▸ Extrait du document

La migration est probablement le « défi majeur » de l’Europe, aujourd’hui et dans les années qui viennent, comme le reconnaît Emmanuel Macron dans son discours de la Sorbonne de septembre 2017. On peut noter, par ailleurs, que la gestion de ce défi est à présent inadéquate : si 285.000 migrants ont été sauvés par des opérations coordonnées par l’Union européenne, 3.139 sont morts en 2017 ; en outre, l’état des droits des migrants dans l’Union et, surtout, dans les pays partenaires, reste problématique.
Le « souverainisme de repli » n’assure aucune solution : « l’Europe seule peut, en un mot, assurer une souveraineté réelle » (Macron). Et la souveraineté de l’Europe – conçue comme la « capacité à exister dans le monde actuel pour y défendre nos valeurs et nos intérêts » – ne peut que s’assurer par la « solidarité » entre les Etats membres.
Emmanuel Macron propose deux solutions au défi de la migration, qui paraissent toutefois insuffisantes ou illusoires : la création d’un « espace commun des frontières » vis-à- vis de l’extérieur (I) et une gestion plus efficace de l’asile à l’intérieur de l’Union (II).
I- La maîtrise des frontières : résultats achevés et limites de l’action européenne
Selon Emmanuel Macron, l’Europe devrait d’abord limiter l’immigration irrégulière, en assurant « le retour de ceux qui ne peuvent rester » (A) et en établissant « une police des frontières européennes qui garantisse partout en Europe une gestion rigoureuse des frontières » (B).
A- La politique de réadmission, difficilement compatible avec les valeurs européennes
L’action de l’Union semble correspondre déjà aux préférences du président Macron, dès qu’elle contribue au retour des migrants en position irrégulière par le biais de nombreux accords de réadmission avec des Etats tiers. L’Union a aussi eu recours à des instruments novateurs, prétendument non contraignants, qui assurent apparemment une réduction des flux migratoires, tels que la « Joint Way Forward » avec l’Afghanistan et la Déclaration UE-Turquie de 2016. L’Union a également fourni une partie des ressources pour la mise en œuvre de l’entente Italie-Libye de 2017.
L’activité de l’Union, bien qu’efficace en termes de réduction des flux migratoires, soulève un problème : qu’en est-il des droits des migrants et des demandeurs d’asile ? « Efficacité » et « humanité » devrait aller ensemble dans la vision d’Emmanuel Macron. Toutefois, si l’on considère que les accords récents visent à prévenir l’émigration envers l’Union et à bloquer les migrants dans des pays tels que la Turquie ou la Libye, il semblerait que l’Union privilégie systématiquement l’efficacité, au détriment de l’humanité.

▸ Tâche courte
Rédigez la suite de l'analyse sur la politique migratoire européenne, à partir de sa dernière phrase.

▸ Extrait de données
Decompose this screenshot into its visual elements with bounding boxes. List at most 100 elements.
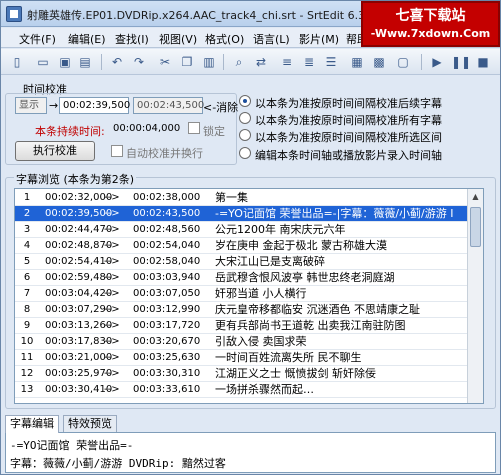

▸ Résultat de tâche
Cela suggère qu’une gestion commune des frontières n’assure pas nécessairement la défense de « nos valeurs » – ce que la « souveraineté » de l’Europe devrait garantir – et pourrait même les contredire.
B- L’inefficacité des contrôles aux frontières : un système non-viable
L’Union a contribué à l’efficacité des contrôles aux frontières européennes, non seulement par le biais d’instruments internationaux, mais aussi à travers des innovations institutionnelles, comme l’établissement de l’agence Frontex, c’est-à-dire le noyau de la police des frontières envisagée par Macron. Cette agence a lancé de nombreuses opérations pour aider les Etats « submergés par des arrivées massives » ; dernièrement, l’opération Themis. De plus les soi-disant « hotspots », lancés en 2015, permettent aux agences de l’Union d’offrir leur assistance à la Grèce et à l’Italie dans l’identification des migrants et demandeurs d’asile – au moins en principe.
Dans la pratique, la situation semble être différente. Les Etats membres peuvent être capables de gérer leurs frontières, mais ne pas avoir intérêt à le faire. L’Italie, par exemple, a souvent omis de prendre les empreintes digitales des migrants et demandeurs d’asile pour éviter d’être qualifiée de « pays d’arrivée » au sens du système de Dublin (CECRE, p. 23). L’Italie a ainsi pu se soustraire de facto à l’application du droit de l’Union, qui laisse le « fardeau » de protéger les demandeurs d’asile aux Etats membres aux frontières de l’Union.
En effet, l’Union semble avoir mis les hotspots en place, non seulement pour soutenir la Grèce et l’Italie, mais surtout pour assurer l’application de son droit. Les hotspots ont été efficaces : la part des migrants dont les empreintes digitales ont été prises est passée, entre septembre 2015 et janvier 2016, « de 8 % à 78 % en Grèce et de 36 % à 87 % en Italie ». Pourtant, on peut douter que les Etats pénalisés par le système de Dublin – les Etats aux frontières de l’Europe – aient intérêt à maintenir des contrôles efficaces à long terme, à moins que les règles européennes sur l’asile ne soient révisées en profondeur.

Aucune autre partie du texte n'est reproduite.